Start of Text provided

It’s not only Egypt’s trains that are on the wrong track

Mohammed Nosseir
Mohammed Nosseir

Mohammed Nosseir

By : Mohammed Nosseir

:: Complaining that trains in the Netherlands are often delayed by a few minutes, a Dutch friend told me: “If other nations have punctual trains, we should not demand less.” While the Dutch criticize their railway’s lack of punctuality, we in Egypt pray that we will reach our destinations safely, no matter the delay.

Living in a country that has one of the highest road and railway accident rates in the world lowers our expectations. Rather than dream of a comfortable, punctual and affordable commuter rail network, we hope only to arrive home in one piece.

Just over a week ago, 42 people died and more than 100 were injured when two trains collided near Khorshid station on the outskirts of Alexandria. Human error was blamed for the disaster. Sadly, news of train collisions, bus crashes caused by drivers falling asleep at the wheel or boats sinking because of passenger overload is no longer shocking in Egypt.

The Egyptian state likes to brag about its success in expanding road networks and building bridges and infrastructure, and argues that the high population growth rate and citizens’ ignorance are the main reasons for the deterioration of facilities. Seeming to value human lives less than infrastructure expansion results in building more roads on which people can be more easily killed.

Human beings are the most crucial and advanced component of any country’s modernization effort. However, when the government does not appear to truly value the life of its citizens, it is unlikely that less educated drivers will do so. The Egyptian government appears to believe that human development is all about the ability to digest technical knowledge and eventually pass various exams, overlooking the fact that human development generally should aim at having well-educated, responsible citizens who know how to properly and effectively react to a crisis.

Building new transport and energy infrastructure is pointless without investment in the human capital to operate it safely and efficiently.

Mohammed Nosseir

As was the case with the Khorshid tragedy, the government often attributes these accidents to human error. But the “humans” in these cases are often government employees. Videos on social media showing public buses speeding or train conductors smoking hashish at work should not only lead to the perpetrators being fired, but to changes in the system to prevent their colleagues from indulging in the same behavior.

Neglecting genuine human development and rejecting the use of technology are the real reasons for Egypt’s high rate of road and railway accidents. A small device can be placed on any vehicle to prevent it from speeding and determine its location. The state should use its substantially inflated workforce to avoid employee misconduct by reducing working hours, while maintaining strict discipline and productivity.

End of Text provided

Work instructions: In the column on Egypt's trains, rewrite the passage that begins with the words "Living in a" and stops after "in one piece.", putting "inexpensive" in place of "affordable".

Start of Data supplied

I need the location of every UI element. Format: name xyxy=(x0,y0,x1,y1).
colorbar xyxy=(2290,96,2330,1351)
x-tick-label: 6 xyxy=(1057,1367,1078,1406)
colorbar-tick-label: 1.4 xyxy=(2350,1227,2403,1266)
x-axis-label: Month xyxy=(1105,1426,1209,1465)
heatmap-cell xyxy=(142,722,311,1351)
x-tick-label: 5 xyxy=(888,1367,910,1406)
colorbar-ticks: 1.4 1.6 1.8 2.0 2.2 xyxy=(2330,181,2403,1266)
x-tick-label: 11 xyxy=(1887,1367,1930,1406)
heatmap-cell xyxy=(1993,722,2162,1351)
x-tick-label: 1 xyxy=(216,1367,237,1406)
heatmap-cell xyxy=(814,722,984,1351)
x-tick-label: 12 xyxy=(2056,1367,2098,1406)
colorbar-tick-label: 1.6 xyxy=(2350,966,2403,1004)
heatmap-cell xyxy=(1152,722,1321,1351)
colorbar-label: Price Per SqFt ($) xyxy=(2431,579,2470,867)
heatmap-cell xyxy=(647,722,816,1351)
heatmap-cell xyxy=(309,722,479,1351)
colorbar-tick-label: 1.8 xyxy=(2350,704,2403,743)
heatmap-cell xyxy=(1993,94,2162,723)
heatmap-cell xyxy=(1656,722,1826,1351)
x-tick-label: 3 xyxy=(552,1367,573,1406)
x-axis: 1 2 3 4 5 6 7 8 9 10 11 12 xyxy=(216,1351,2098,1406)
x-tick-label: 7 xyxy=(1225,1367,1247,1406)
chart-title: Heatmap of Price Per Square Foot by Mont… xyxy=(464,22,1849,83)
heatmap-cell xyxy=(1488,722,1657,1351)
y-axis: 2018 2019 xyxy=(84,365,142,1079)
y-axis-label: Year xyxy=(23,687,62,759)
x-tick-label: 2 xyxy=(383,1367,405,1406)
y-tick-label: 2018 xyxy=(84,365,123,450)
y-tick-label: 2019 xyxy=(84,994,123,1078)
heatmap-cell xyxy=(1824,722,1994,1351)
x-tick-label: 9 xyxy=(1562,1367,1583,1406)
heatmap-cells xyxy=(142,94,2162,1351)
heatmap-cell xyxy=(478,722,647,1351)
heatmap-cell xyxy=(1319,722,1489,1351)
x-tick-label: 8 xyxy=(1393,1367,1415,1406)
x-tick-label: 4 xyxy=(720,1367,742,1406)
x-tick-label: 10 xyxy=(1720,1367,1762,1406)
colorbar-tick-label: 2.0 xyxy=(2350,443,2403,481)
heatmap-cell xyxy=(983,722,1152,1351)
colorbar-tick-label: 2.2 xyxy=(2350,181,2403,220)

End of Data supplied

Your response:
Living in a country that has one of the highest road and railway accident rates in the world lowers our expectations. Rather than dream of a comfortable, punctual and inexpensive commuter rail network, we hope only to arrive home in one piece.